To do:
Copy all the entries word for word, but omit the pictures.

◇ ◇ ◇ ◇ ◇

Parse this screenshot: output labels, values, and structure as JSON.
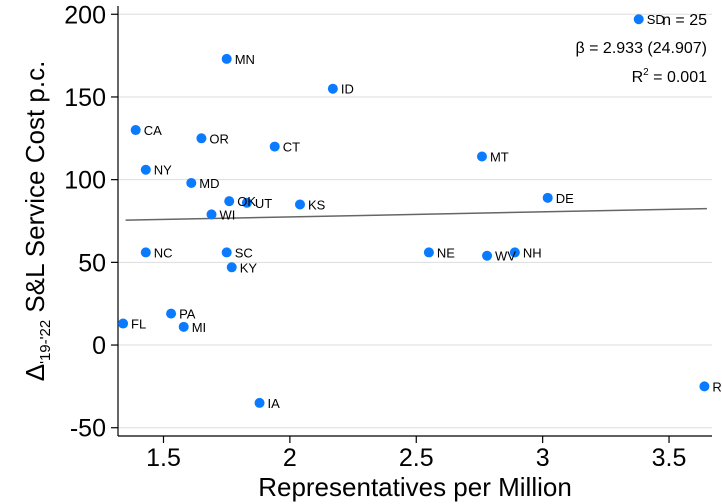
{
  "chart_data": {
    "type": "scatter",
    "xlabel": "Representatives per Million",
    "ylabel_prefix": "Δ",
    "ylabel_sub": "'19-'22",
    "ylabel_main": " S&L Service Cost p.c.",
    "xlim": [
      1.32,
      3.67
    ],
    "ylim": [
      -55,
      205
    ],
    "xticks": [
      {
        "value": 1.5,
        "label": "1.5"
      },
      {
        "value": 2,
        "label": "2"
      },
      {
        "value": 2.5,
        "label": "2.5"
      },
      {
        "value": 3,
        "label": "3"
      },
      {
        "value": 3.5,
        "label": "3.5"
      }
    ],
    "yticks": [
      {
        "value": -50,
        "label": "-50"
      },
      {
        "value": 0,
        "label": "0"
      },
      {
        "value": 50,
        "label": "50"
      },
      {
        "value": 100,
        "label": "100"
      },
      {
        "value": 150,
        "label": "150"
      },
      {
        "value": 200,
        "label": "200"
      }
    ],
    "grid": "horizontal",
    "point_color": "#0a7bff",
    "fit_color": "#666666",
    "fit_line": {
      "x": [
        1.35,
        3.65
      ],
      "y": [
        75.5,
        82.5
      ]
    },
    "points": [
      {
        "label": "SD",
        "x": 3.38,
        "y": 197
      },
      {
        "label": "MN",
        "x": 1.75,
        "y": 173
      },
      {
        "label": "ID",
        "x": 2.17,
        "y": 155
      },
      {
        "label": "CA",
        "x": 1.39,
        "y": 130
      },
      {
        "label": "OR",
        "x": 1.65,
        "y": 125
      },
      {
        "label": "CT",
        "x": 1.94,
        "y": 120
      },
      {
        "label": "MT",
        "x": 2.76,
        "y": 114
      },
      {
        "label": "NY",
        "x": 1.43,
        "y": 106
      },
      {
        "label": "MD",
        "x": 1.61,
        "y": 98
      },
      {
        "label": "DE",
        "x": 3.02,
        "y": 89
      },
      {
        "label": "OK",
        "x": 1.76,
        "y": 87
      },
      {
        "label": "UT",
        "x": 1.83,
        "y": 86
      },
      {
        "label": "KS",
        "x": 2.04,
        "y": 85
      },
      {
        "label": "WI",
        "x": 1.69,
        "y": 79
      },
      {
        "label": "NC",
        "x": 1.43,
        "y": 56
      },
      {
        "label": "SC",
        "x": 1.75,
        "y": 56
      },
      {
        "label": "NE",
        "x": 2.55,
        "y": 56
      },
      {
        "label": "NH",
        "x": 2.89,
        "y": 56
      },
      {
        "label": "WV",
        "x": 2.78,
        "y": 54
      },
      {
        "label": "KY",
        "x": 1.77,
        "y": 47
      },
      {
        "label": "PA",
        "x": 1.53,
        "y": 19
      },
      {
        "label": "FL",
        "x": 1.34,
        "y": 13
      },
      {
        "label": "MI",
        "x": 1.58,
        "y": 11
      },
      {
        "label": "RI",
        "x": 3.64,
        "y": -25
      },
      {
        "label": "IA",
        "x": 1.88,
        "y": -35
      }
    ],
    "annotations": {
      "n": "n = 25",
      "beta": "β = 2.933 (24.907)",
      "r2_prefix": "R",
      "r2_exp": "2",
      "r2_value": " = 0.001"
    }
  }
}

◇ ◇ ◇ ◇ ◇

Expected answer:
Parse this screenshot: output labels, values, and structure as JSON.
{
  "chart_data": {
    "type": "scatter",
    "xlabel": "Representatives per Million",
    "ylabel_prefix": "Δ",
    "ylabel_sub": "'19-'22",
    "ylabel_main": " S&L Service Cost p.c.",
    "xlim": [
      1.32,
      3.67
    ],
    "ylim": [
      -55,
      205
    ],
    "xticks": [
      {
        "value": 1.5,
        "label": "1.5"
      },
      {
        "value": 2,
        "label": "2"
      },
      {
        "value": 2.5,
        "label": "2.5"
      },
      {
        "value": 3,
        "label": "3"
      },
      {
        "value": 3.5,
        "label": "3.5"
      }
    ],
    "yticks": [
      {
        "value": -50,
        "label": "-50"
      },
      {
        "value": 0,
        "label": "0"
      },
      {
        "value": 50,
        "label": "50"
      },
      {
        "value": 100,
        "label": "100"
      },
      {
        "value": 150,
        "label": "150"
      },
      {
        "value": 200,
        "label": "200"
      }
    ],
    "grid": "horizontal",
    "point_color": "#0a7bff",
    "fit_color": "#666666",
    "fit_line": {
      "x": [
        1.35,
        3.65
      ],
      "y": [
        75.5,
        82.5
      ]
    },
    "points": [
      {
        "label": "SD",
        "x": 3.38,
        "y": 197
      },
      {
        "label": "MN",
        "x": 1.75,
        "y": 173
      },
      {
        "label": "ID",
        "x": 2.17,
        "y": 155
      },
      {
        "label": "CA",
        "x": 1.39,
        "y": 130
      },
      {
        "label": "OR",
        "x": 1.65,
        "y": 125
      },
      {
        "label": "CT",
        "x": 1.94,
        "y": 120
      },
      {
        "label": "MT",
        "x": 2.76,
        "y": 114
      },
      {
        "label": "NY",
        "x": 1.43,
        "y": 106
      },
      {
        "label": "MD",
        "x": 1.61,
        "y": 98
      },
      {
        "label": "DE",
        "x": 3.02,
        "y": 89
      },
      {
        "label": "OK",
        "x": 1.76,
        "y": 87
      },
      {
        "label": "UT",
        "x": 1.83,
        "y": 86
      },
      {
        "label": "KS",
        "x": 2.04,
        "y": 85
      },
      {
        "label": "WI",
        "x": 1.69,
        "y": 79
      },
      {
        "label": "NC",
        "x": 1.43,
        "y": 56
      },
      {
        "label": "SC",
        "x": 1.75,
        "y": 56
      },
      {
        "label": "NE",
        "x": 2.55,
        "y": 56
      },
      {
        "label": "NH",
        "x": 2.89,
        "y": 56
      },
      {
        "label": "WV",
        "x": 2.78,
        "y": 54
      },
      {
        "label": "KY",
        "x": 1.77,
        "y": 47
      },
      {
        "label": "PA",
        "x": 1.53,
        "y": 19
      },
      {
        "label": "FL",
        "x": 1.34,
        "y": 13
      },
      {
        "label": "MI",
        "x": 1.58,
        "y": 11
      },
      {
        "label": "RI",
        "x": 3.64,
        "y": -25
      },
      {
        "label": "IA",
        "x": 1.88,
        "y": -35
      }
    ],
    "annotations": {
      "n": "n = 25",
      "beta": "β = 2.933 (24.907)",
      "r2_prefix": "R",
      "r2_exp": "2",
      "r2_value": " = 0.001"
    }
  }
}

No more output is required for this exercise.